**BRIEF**
Locate all lines in the data below that hold "Excel" and show them.

**ENTRIES PROVIDED**
^^^^^^^^
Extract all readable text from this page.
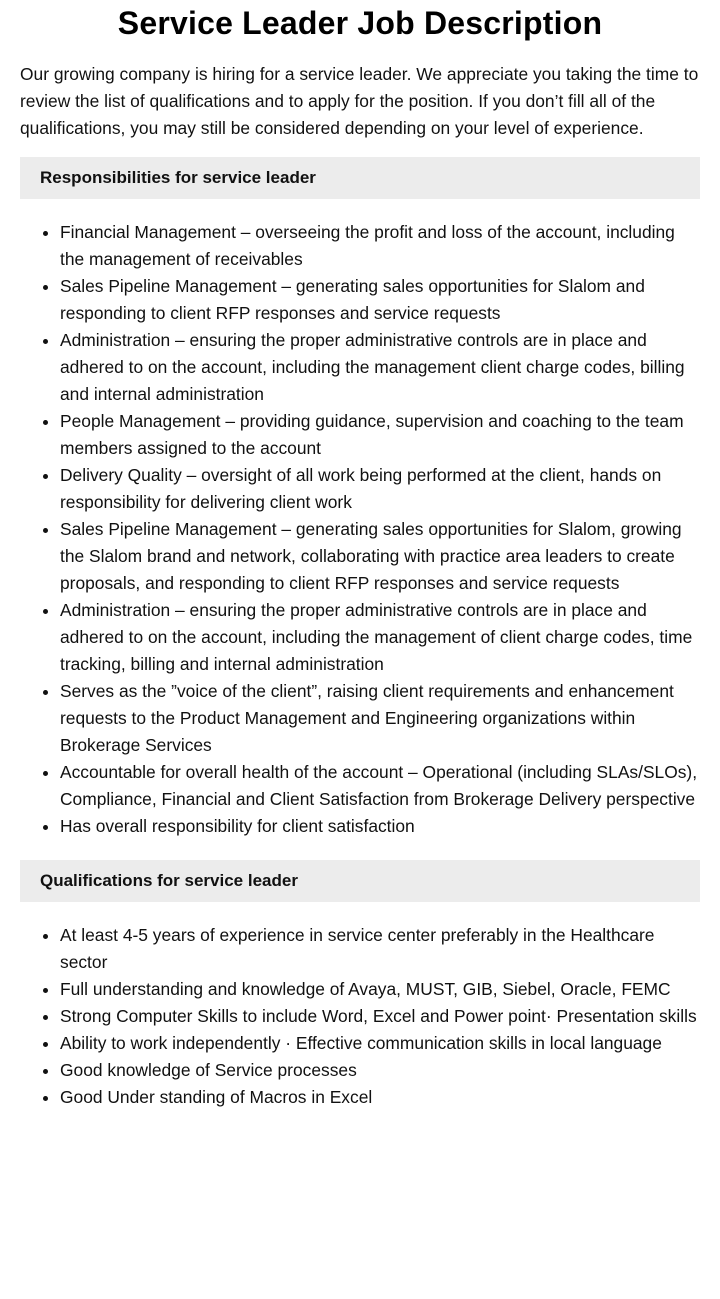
Service Leader Job Description

Our growing company is hiring for a service leader. We appreciate you taking the time to review the list of qualifications and to apply for the position. If you don’t fill all of the qualifications, you may still be considered depending on your level of experience.

Responsibilities for service leader
Financial Management – overseeing the profit and loss of the account, including the management of receivables
Sales Pipeline Management – generating sales opportunities for Slalom and responding to client RFP responses and service requests
Administration – ensuring the proper administrative controls are in place and adhered to on the account, including the management client charge codes, billing and internal administration
People Management – providing guidance, supervision and coaching to the team members assigned to the account
Delivery Quality – oversight of all work being performed at the client, hands on responsibility for delivering client work
Sales Pipeline Management – generating sales opportunities for Slalom, growing the Slalom brand and network, collaborating with practice area leaders to create proposals, and responding to client RFP responses and service requests
Administration – ensuring the proper administrative controls are in place and adhered to on the account, including the management of client charge codes, time tracking, billing and internal administration
Serves as the ”voice of the client”, raising client requirements and enhancement requests to the Product Management and Engineering organizations within Brokerage Services
Accountable for overall health of the account – Operational (including SLAs/SLOs), Compliance, Financial and Client Satisfaction from Brokerage Delivery perspective
Has overall responsibility for client satisfaction
Qualifications for service leader
At least 4-5 years of experience in service center preferably in the Healthcare sector
Full understanding and knowledge of Avaya, MUST, GIB, Siebel, Oracle, FEMC
Strong Computer Skills to include Word, Excel and Power point· Presentation skills
Ability to work independently · Effective communication skills in local language
Good knowledge of Service processes
Good Under standing of Macros in Excel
^^^^^^^^
**OUTPUT FOR THIS EXERCISE**
Strong Computer Skills to include Word, Excel and Power point· Presentation skills
Good Under standing of Macros in Excel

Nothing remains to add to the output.